Data entries
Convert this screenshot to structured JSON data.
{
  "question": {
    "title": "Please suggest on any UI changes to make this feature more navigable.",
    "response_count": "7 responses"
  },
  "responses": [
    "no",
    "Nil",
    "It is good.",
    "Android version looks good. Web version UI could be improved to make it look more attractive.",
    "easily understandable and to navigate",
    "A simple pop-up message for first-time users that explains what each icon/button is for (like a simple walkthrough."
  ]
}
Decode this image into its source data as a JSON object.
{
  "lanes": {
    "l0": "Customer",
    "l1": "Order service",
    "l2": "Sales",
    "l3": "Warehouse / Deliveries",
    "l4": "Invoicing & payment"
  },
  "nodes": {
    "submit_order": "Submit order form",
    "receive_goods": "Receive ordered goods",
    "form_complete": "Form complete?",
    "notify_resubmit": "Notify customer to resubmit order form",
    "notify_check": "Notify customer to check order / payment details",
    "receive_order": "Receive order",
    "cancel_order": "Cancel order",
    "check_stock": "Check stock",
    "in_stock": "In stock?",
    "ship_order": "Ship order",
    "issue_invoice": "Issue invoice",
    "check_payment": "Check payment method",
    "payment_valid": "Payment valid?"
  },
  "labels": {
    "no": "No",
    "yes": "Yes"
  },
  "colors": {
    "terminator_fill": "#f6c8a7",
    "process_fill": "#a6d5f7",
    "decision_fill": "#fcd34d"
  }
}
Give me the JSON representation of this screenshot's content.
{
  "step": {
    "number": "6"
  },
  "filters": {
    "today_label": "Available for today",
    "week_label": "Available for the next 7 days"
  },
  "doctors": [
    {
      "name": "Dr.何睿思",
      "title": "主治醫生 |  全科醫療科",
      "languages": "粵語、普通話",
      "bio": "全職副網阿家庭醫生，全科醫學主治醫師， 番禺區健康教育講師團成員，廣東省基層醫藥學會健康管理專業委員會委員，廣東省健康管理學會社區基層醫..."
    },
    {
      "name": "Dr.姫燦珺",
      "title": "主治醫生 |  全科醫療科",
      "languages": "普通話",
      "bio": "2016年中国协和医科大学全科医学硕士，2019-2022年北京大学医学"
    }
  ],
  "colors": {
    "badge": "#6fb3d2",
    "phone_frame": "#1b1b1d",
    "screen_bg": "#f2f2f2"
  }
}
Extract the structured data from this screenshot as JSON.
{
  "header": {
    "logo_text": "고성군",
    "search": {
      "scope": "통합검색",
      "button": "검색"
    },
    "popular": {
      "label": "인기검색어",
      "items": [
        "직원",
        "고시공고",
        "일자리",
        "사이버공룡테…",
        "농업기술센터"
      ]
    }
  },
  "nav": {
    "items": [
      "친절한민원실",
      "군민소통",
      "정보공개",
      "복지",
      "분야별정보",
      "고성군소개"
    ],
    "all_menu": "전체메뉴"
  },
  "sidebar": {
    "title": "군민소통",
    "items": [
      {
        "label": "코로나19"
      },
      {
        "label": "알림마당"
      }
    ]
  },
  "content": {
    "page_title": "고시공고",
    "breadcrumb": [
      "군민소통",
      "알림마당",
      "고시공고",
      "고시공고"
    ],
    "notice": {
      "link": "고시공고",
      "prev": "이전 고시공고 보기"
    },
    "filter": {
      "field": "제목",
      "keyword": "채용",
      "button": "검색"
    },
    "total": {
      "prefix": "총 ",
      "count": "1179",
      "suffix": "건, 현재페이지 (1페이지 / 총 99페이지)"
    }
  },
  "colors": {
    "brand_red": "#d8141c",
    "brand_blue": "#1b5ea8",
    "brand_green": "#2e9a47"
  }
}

Your instructions
Copy each line of the data that contains the word "Available".

Right answer
    "today_label": "Available for today",
    "week_label": "Available for the next 7 days"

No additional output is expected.